Check each line of the listing below for the string "Sept", and give only how many lines hold it.

**Source data:**
════════════════
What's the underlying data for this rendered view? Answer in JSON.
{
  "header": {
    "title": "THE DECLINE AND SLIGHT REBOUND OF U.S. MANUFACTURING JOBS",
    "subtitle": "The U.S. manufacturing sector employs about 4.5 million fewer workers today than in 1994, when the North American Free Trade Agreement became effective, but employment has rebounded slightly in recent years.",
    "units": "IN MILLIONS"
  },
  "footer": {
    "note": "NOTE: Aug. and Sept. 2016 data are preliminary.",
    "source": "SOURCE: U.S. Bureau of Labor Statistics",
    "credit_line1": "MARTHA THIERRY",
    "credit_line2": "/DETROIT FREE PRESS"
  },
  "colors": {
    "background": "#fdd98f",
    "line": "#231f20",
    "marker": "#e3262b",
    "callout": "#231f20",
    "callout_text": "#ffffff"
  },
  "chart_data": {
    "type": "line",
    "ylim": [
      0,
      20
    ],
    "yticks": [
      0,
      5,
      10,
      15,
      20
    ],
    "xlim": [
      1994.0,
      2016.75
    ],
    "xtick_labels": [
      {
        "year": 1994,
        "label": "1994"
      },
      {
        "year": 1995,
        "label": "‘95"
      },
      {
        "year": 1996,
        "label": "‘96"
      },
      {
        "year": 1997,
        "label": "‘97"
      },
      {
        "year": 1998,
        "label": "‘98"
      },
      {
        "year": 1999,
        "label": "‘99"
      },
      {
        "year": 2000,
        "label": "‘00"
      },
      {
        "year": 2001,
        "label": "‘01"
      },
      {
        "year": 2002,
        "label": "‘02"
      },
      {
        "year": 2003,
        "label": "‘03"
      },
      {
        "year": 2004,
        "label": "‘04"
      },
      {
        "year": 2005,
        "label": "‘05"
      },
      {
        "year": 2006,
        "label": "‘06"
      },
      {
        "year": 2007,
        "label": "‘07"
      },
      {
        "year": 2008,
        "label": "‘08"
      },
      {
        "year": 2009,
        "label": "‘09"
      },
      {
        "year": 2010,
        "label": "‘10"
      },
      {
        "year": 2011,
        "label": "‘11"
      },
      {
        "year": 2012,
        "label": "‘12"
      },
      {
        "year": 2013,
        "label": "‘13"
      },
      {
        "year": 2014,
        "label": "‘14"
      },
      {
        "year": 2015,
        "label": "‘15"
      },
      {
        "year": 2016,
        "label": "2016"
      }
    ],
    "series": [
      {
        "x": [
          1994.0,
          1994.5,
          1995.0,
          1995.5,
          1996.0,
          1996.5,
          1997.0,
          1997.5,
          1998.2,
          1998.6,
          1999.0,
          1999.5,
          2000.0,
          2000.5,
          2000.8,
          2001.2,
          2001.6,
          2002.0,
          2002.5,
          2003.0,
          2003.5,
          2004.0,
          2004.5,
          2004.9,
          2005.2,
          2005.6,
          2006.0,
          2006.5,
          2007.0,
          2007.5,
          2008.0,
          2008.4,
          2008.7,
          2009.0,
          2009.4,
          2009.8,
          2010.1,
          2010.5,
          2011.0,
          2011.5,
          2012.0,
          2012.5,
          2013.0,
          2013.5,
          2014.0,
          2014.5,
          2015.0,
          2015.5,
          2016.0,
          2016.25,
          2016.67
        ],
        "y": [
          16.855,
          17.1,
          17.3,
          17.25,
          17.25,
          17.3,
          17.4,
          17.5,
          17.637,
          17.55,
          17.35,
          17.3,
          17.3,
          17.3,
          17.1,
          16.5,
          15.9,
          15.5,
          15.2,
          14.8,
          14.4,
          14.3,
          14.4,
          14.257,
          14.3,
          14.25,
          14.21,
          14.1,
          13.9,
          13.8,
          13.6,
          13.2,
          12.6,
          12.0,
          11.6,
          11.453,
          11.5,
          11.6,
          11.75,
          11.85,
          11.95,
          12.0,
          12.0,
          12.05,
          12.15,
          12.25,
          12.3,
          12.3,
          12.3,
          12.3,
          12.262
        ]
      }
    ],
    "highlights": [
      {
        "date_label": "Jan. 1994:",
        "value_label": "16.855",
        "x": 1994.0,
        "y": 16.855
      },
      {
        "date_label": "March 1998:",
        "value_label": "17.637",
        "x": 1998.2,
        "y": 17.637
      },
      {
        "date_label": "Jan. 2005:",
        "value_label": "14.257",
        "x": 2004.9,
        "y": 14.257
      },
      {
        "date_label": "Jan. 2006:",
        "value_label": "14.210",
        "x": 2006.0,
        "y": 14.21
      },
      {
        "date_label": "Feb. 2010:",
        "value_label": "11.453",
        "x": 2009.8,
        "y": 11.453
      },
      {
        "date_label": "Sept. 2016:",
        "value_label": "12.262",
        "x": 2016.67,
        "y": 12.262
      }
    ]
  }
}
════════════════
**The answer:**
2